What this task involves: Find each line containing the word "tierras" and report how many there are. Add nothing else.

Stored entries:
————————

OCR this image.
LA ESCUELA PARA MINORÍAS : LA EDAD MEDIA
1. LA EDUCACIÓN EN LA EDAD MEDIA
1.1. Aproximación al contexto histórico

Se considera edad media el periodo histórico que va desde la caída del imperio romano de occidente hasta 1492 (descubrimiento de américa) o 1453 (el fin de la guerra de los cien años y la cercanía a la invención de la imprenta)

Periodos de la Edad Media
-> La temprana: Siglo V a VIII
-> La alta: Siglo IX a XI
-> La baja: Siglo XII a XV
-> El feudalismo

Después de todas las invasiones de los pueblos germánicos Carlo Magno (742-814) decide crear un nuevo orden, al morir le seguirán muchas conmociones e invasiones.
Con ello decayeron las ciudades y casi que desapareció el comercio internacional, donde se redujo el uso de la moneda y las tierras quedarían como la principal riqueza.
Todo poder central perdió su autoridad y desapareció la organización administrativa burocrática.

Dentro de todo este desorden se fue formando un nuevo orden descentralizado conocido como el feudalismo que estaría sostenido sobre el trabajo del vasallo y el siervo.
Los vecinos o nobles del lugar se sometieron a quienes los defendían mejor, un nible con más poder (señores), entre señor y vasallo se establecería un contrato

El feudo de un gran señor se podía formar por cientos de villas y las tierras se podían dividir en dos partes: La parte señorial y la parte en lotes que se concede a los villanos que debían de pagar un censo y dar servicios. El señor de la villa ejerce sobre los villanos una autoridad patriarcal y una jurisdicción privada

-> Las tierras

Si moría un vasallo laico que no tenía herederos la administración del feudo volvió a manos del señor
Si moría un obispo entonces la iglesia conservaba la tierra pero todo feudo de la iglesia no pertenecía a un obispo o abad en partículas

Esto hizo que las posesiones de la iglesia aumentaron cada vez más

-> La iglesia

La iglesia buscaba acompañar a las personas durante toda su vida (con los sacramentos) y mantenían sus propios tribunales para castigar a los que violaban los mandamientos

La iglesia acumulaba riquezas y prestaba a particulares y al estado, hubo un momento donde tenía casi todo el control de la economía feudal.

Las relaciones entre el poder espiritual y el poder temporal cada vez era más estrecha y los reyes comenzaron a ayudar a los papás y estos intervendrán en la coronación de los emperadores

————————

Answer for this exercise: 3